## start Record set

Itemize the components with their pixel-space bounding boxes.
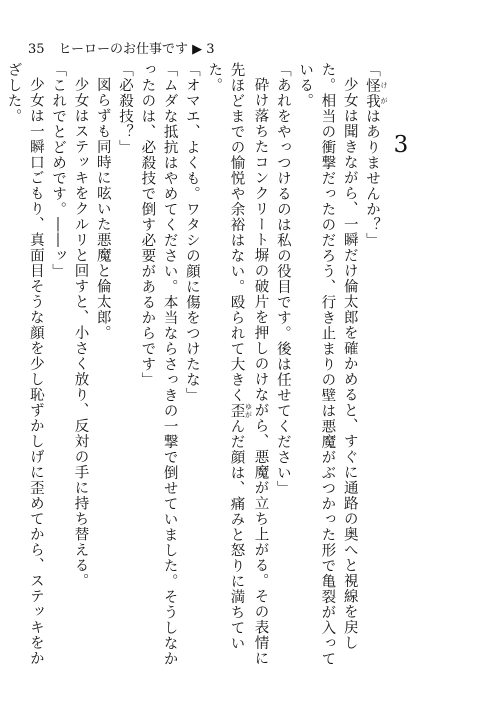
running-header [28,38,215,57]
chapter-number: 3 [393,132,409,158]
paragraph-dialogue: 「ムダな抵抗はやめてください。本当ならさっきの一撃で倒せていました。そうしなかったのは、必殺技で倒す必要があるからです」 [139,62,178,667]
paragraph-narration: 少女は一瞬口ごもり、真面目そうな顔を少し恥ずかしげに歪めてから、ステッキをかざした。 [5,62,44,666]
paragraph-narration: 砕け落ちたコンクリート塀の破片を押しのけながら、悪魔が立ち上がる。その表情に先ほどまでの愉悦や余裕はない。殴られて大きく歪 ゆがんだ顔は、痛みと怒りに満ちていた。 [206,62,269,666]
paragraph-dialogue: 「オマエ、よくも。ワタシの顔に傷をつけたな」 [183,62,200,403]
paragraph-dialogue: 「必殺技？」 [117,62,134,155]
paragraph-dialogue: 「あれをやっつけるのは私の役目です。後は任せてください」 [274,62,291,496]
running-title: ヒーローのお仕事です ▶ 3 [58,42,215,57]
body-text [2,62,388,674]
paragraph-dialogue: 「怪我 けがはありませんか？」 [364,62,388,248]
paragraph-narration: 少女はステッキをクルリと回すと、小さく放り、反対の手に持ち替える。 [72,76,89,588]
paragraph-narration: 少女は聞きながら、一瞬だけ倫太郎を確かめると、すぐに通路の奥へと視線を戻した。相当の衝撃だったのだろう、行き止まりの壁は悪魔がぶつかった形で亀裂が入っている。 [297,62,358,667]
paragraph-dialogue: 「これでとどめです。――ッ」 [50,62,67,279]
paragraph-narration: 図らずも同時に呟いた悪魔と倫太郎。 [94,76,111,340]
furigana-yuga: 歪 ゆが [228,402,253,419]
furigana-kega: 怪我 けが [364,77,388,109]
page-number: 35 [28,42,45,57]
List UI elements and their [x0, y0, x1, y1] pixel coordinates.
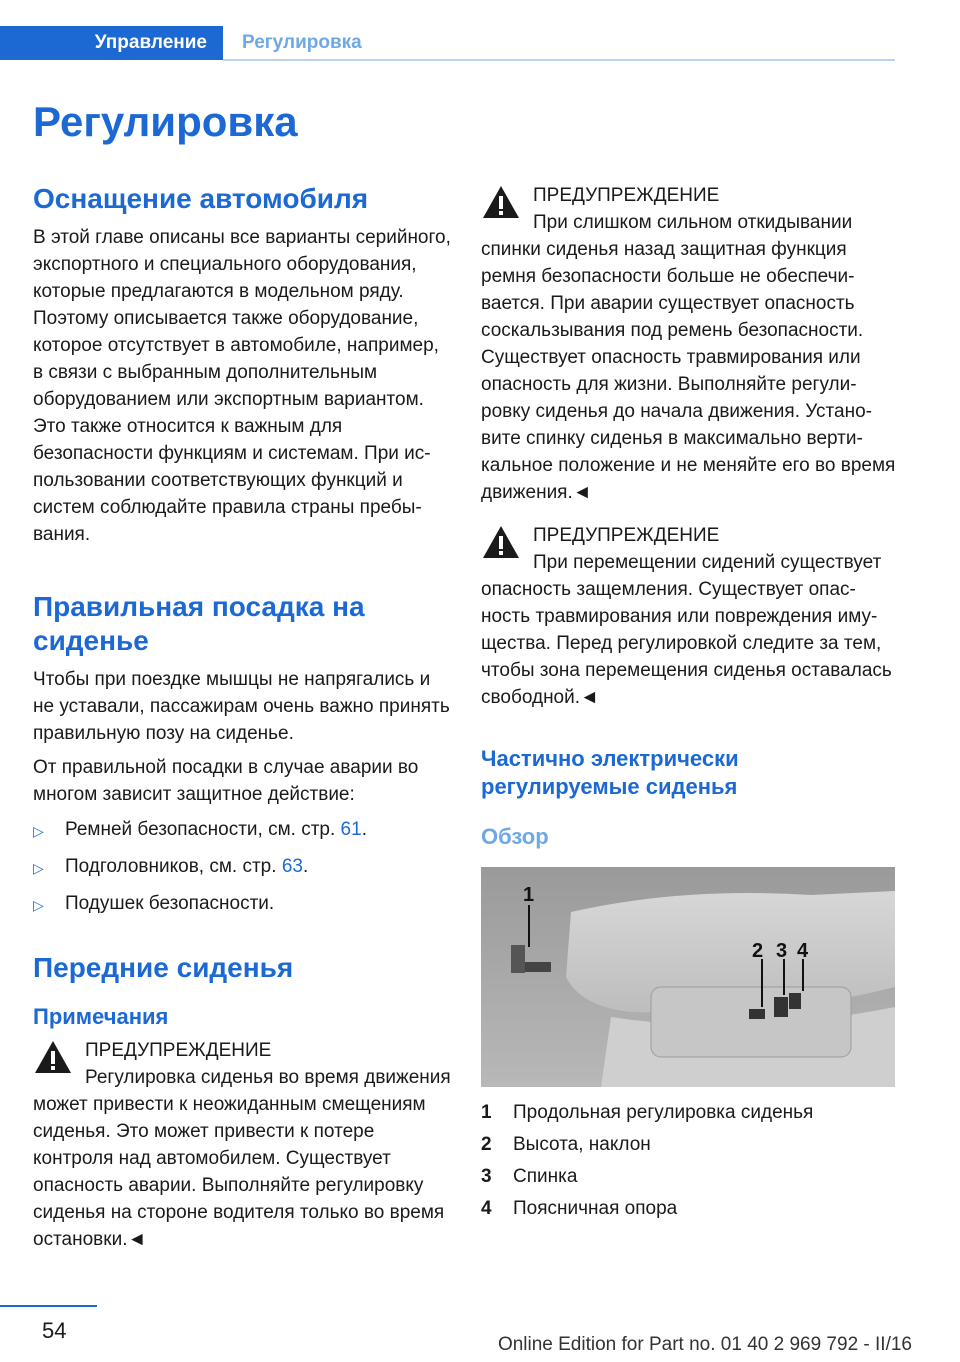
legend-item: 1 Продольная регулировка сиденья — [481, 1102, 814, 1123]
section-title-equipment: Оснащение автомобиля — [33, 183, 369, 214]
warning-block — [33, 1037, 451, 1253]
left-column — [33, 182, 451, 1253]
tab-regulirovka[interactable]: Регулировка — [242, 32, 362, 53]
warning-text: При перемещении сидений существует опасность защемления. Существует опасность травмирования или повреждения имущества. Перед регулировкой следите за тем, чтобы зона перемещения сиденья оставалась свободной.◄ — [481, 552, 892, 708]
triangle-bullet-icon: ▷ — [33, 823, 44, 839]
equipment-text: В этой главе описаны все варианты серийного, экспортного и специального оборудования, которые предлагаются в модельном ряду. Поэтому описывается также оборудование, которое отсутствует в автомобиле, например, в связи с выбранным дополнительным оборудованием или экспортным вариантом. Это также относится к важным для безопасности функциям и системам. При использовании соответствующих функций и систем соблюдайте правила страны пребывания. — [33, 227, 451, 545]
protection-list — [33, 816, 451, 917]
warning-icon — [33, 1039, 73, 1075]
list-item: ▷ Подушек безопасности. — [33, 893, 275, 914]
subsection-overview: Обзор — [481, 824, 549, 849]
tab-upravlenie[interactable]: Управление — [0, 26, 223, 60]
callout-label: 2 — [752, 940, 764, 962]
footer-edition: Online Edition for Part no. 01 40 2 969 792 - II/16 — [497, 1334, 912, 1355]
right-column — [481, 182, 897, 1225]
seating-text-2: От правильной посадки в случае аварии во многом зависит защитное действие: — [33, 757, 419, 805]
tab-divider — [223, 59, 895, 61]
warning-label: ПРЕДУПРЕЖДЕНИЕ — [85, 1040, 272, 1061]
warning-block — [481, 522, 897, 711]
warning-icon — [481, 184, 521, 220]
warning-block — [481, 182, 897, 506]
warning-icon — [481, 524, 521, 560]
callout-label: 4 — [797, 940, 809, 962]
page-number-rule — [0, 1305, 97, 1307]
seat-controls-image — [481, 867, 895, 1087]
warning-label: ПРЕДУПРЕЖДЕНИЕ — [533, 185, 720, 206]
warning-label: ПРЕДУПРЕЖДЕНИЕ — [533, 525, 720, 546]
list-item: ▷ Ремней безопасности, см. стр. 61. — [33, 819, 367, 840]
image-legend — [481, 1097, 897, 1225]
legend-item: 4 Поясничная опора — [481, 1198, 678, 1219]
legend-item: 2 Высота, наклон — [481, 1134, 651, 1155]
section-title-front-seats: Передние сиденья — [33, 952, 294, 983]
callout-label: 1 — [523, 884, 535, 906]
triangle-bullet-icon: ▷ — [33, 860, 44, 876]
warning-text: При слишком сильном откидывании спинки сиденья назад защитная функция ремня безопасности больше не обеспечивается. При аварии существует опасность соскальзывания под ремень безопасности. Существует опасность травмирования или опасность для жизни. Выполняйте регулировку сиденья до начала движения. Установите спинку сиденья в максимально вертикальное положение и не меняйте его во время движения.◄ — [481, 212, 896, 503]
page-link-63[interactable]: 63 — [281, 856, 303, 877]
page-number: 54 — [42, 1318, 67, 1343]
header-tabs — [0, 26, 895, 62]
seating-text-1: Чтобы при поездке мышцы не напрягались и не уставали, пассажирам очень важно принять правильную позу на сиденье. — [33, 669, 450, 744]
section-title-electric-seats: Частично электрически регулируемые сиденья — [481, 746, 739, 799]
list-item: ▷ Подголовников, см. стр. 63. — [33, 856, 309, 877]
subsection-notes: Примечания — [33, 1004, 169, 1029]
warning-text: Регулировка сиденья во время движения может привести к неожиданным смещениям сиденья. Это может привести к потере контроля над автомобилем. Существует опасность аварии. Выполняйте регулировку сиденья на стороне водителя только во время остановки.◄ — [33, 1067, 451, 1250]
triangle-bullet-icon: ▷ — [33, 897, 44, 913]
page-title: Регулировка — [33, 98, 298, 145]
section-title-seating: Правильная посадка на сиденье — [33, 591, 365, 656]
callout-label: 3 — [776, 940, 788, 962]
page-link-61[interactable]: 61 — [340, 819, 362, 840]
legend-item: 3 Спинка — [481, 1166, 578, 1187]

## end Record set

*Work required*
Copy out, unchanged, the part of the data that begins with the line containing "legend-item: 1 Продольная" and ends with the line containing "triangle-bullet-icon: ▷ — [33, 823, 44, 839]", both lines included.

*Answer to the problem*
legend-item: 1 Продольная регулировка сиденья — [481, 1102, 814, 1123]
section-title-equipment: Оснащение автомобиля — [33, 183, 369, 214]
warning-block — [33, 1037, 451, 1253]
left-column — [33, 182, 451, 1253]
tab-regulirovka[interactable]: Регулировка — [242, 32, 362, 53]
warning-text: При перемещении сидений существует опасность защемления. Существует опасность травмирования или повреждения имущества. Перед регулировкой следите за тем, чтобы зона перемещения сиденья оставалась свободной.◄ — [481, 552, 892, 708]
triangle-bullet-icon: ▷ — [33, 823, 44, 839]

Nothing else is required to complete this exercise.